A block of data
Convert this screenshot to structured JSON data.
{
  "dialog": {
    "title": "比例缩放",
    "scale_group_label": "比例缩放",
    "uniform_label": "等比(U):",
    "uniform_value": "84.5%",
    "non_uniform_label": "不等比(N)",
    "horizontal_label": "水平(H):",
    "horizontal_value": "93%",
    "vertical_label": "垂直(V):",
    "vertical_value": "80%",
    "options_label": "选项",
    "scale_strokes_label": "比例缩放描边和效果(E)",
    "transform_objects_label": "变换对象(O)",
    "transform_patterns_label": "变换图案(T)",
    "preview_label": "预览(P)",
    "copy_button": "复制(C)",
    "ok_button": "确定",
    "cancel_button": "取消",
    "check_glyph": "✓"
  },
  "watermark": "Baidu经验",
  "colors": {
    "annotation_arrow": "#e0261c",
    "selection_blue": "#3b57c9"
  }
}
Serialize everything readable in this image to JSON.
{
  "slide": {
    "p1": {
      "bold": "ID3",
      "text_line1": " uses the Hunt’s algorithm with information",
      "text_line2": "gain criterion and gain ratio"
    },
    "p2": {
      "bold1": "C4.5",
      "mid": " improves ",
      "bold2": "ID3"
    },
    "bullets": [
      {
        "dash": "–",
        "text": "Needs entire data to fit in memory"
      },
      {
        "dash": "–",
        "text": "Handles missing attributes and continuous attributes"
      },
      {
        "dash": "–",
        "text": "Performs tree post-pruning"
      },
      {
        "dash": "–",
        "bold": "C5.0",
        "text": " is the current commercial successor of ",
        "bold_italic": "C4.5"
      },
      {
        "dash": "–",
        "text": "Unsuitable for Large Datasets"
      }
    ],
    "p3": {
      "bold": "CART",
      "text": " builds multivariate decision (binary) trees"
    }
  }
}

Directions for this task: Set down only these lines, exactly: the line containing "Serialize everything readable" and each line after it, through the end of the listing.

Written answer:
Serialize everything readable in this image to JSON.
{
  "slide": {
    "p1": {
      "bold": "ID3",
      "text_line1": " uses the Hunt’s algorithm with information",
      "text_line2": "gain criterion and gain ratio"
    },
    "p2": {
      "bold1": "C4.5",
      "mid": " improves ",
      "bold2": "ID3"
    },
    "bullets": [
      {
        "dash": "–",
        "text": "Needs entire data to fit in memory"
      },
      {
        "dash": "–",
        "text": "Handles missing attributes and continuous attributes"
      },
      {
        "dash": "–",
        "text": "Performs tree post-pruning"
      },
      {
        "dash": "–",
        "bold": "C5.0",
        "text": " is the current commercial successor of ",
        "bold_italic": "C4.5"
      },
      {
        "dash": "–",
        "text": "Unsuitable for Large Datasets"
      }
    ],
    "p3": {
      "bold": "CART",
      "text": " builds multivariate decision (binary) trees"
    }
  }
}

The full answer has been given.